# Start of Listing

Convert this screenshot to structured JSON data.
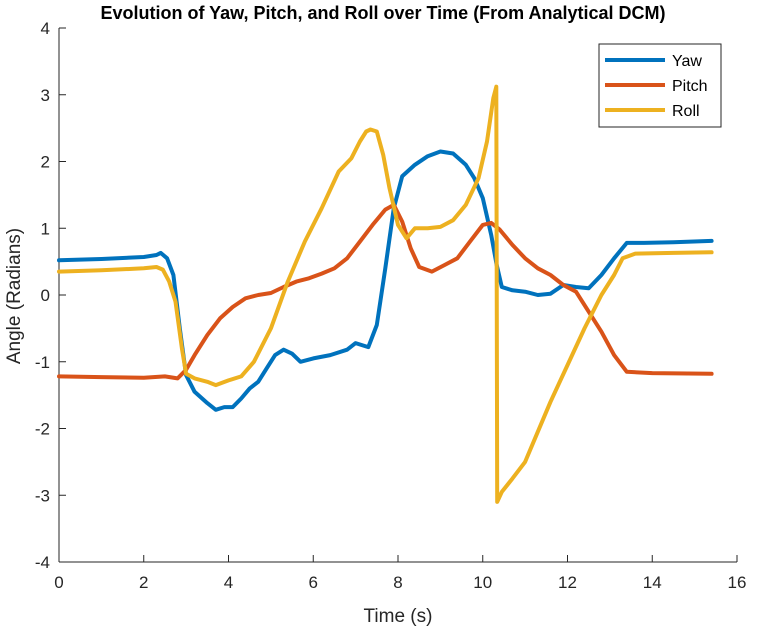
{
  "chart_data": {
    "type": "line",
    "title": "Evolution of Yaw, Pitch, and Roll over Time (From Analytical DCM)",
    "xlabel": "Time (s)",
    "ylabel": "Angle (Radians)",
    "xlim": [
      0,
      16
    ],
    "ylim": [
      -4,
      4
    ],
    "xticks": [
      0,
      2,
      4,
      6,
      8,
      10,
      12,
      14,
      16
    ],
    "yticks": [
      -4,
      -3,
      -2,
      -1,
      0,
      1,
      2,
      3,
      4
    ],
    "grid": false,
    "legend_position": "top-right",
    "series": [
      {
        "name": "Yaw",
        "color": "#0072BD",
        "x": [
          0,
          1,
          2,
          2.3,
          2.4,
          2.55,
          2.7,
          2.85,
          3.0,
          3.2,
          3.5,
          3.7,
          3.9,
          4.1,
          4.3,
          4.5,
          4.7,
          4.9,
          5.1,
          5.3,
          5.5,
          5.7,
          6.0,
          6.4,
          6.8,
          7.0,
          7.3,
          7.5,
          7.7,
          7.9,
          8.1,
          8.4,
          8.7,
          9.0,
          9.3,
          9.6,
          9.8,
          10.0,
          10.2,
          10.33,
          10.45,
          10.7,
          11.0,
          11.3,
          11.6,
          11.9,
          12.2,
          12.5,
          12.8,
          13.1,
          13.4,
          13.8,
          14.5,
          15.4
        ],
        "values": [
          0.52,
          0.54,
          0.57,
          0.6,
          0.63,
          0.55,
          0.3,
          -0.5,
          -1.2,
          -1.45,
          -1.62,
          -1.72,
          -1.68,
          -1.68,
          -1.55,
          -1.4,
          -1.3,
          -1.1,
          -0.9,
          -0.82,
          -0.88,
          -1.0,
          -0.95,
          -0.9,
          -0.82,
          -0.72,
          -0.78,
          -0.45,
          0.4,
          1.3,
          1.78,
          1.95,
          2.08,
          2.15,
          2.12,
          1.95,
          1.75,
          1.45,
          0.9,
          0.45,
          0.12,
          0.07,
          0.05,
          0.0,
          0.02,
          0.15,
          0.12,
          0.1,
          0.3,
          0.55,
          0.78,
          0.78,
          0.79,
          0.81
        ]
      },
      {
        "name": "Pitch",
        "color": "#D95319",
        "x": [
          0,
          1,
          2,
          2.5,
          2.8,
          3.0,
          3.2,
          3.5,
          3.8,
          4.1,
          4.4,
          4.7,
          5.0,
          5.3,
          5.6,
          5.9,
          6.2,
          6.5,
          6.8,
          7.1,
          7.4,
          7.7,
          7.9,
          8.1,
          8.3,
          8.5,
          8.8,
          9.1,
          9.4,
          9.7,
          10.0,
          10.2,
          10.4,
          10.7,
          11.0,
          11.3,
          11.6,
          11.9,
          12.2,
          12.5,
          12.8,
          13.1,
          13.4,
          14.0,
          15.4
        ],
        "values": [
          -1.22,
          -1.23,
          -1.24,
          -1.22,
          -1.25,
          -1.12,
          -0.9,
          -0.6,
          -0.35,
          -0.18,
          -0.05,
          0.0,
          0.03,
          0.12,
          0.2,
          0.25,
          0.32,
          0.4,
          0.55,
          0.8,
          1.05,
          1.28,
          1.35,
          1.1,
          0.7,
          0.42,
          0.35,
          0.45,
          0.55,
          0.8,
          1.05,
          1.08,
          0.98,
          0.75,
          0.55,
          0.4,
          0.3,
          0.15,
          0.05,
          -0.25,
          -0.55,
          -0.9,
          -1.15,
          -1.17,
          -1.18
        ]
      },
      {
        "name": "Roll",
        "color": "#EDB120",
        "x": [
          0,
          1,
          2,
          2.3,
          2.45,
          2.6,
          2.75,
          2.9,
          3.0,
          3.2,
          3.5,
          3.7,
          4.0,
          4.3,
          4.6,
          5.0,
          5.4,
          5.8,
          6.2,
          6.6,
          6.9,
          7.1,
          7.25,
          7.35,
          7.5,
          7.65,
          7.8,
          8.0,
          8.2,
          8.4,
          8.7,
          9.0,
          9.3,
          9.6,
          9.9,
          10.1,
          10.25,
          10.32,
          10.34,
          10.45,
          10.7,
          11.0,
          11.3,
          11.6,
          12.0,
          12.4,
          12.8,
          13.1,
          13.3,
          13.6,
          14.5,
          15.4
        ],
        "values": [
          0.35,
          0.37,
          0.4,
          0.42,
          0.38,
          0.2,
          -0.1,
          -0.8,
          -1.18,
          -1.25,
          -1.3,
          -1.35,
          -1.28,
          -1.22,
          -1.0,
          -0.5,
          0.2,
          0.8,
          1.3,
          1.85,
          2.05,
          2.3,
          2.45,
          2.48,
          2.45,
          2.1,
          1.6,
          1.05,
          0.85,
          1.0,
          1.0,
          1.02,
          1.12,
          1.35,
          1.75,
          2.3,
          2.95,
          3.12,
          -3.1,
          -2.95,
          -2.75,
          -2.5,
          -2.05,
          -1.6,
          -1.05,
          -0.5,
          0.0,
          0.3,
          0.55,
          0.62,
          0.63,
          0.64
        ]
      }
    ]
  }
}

# End of Listing
# Start of Listing

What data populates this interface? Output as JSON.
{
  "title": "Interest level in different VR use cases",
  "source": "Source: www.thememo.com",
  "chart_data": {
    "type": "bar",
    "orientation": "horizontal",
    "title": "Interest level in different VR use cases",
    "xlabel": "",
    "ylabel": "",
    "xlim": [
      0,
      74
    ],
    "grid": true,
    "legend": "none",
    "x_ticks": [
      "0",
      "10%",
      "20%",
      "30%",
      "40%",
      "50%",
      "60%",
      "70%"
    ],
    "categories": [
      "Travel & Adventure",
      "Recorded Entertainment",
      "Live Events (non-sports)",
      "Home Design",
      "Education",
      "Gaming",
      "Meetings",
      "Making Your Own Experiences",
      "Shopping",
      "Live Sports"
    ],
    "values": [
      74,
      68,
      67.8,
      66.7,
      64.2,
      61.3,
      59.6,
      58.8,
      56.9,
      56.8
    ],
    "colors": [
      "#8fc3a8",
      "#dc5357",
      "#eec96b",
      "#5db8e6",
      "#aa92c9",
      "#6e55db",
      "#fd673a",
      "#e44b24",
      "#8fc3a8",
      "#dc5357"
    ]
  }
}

# End of Listing
# Start of Listing

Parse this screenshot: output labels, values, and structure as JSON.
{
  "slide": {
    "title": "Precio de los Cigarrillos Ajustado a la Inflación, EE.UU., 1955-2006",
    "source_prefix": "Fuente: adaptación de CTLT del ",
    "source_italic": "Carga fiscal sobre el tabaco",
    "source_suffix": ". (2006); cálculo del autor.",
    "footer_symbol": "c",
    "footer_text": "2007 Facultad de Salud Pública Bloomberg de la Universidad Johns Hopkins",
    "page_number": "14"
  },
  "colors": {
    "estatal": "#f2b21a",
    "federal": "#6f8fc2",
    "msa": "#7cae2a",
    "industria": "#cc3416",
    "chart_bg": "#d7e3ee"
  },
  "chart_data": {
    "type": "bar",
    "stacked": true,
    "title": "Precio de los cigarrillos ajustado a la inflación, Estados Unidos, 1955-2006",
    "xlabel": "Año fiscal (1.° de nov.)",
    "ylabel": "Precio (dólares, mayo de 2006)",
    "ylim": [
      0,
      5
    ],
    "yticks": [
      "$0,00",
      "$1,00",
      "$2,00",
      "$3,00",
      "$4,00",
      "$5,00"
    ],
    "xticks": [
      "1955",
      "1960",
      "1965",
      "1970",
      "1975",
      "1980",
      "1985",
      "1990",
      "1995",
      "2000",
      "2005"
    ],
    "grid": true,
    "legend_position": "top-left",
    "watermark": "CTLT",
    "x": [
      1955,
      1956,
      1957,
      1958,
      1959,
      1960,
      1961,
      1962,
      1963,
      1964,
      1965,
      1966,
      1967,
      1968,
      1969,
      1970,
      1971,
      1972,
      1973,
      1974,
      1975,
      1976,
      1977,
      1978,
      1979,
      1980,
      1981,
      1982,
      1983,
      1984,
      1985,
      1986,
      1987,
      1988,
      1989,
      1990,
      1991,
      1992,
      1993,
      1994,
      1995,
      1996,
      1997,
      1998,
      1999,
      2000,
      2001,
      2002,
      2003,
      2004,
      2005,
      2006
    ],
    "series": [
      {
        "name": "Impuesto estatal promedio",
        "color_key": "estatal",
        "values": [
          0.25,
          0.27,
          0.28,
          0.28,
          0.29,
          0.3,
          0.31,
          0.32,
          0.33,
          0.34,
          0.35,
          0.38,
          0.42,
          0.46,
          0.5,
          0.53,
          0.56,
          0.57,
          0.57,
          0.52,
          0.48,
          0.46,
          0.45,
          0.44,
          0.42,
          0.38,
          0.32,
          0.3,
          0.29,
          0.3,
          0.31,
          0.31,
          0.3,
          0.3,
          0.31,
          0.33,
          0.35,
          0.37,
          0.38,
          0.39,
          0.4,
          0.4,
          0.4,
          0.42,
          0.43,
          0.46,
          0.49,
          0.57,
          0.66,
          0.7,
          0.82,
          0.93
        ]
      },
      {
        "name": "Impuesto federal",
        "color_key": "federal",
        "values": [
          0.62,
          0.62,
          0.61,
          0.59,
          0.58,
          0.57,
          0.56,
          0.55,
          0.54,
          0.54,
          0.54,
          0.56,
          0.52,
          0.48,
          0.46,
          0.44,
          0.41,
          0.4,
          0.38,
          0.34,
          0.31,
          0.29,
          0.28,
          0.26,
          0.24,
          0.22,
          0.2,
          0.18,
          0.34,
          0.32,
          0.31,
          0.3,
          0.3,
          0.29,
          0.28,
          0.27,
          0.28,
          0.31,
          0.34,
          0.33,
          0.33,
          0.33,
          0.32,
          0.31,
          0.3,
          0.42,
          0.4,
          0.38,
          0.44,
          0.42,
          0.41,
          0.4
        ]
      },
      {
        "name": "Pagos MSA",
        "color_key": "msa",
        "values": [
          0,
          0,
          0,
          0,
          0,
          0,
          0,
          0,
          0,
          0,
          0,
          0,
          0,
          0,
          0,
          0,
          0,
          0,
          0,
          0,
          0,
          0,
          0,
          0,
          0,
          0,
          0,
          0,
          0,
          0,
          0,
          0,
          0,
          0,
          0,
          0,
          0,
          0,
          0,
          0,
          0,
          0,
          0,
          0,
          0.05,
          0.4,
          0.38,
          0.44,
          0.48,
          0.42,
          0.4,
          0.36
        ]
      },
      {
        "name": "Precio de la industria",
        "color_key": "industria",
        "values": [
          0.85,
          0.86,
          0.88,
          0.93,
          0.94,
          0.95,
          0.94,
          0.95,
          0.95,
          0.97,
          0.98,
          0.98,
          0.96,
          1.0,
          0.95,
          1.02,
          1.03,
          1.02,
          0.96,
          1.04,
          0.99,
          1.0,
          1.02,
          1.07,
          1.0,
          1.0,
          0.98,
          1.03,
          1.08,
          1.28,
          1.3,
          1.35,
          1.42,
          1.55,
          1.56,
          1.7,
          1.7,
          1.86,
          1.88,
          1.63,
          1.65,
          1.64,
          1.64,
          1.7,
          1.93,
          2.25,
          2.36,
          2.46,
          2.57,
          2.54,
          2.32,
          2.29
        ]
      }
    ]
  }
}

# End of Listing

_Problem to work on:_
Read the lines above. Gather those in which the string "different" is found.

_Exercise output:_
  "title": "Interest level in different VR use cases",
    "title": "Interest level in different VR use cases",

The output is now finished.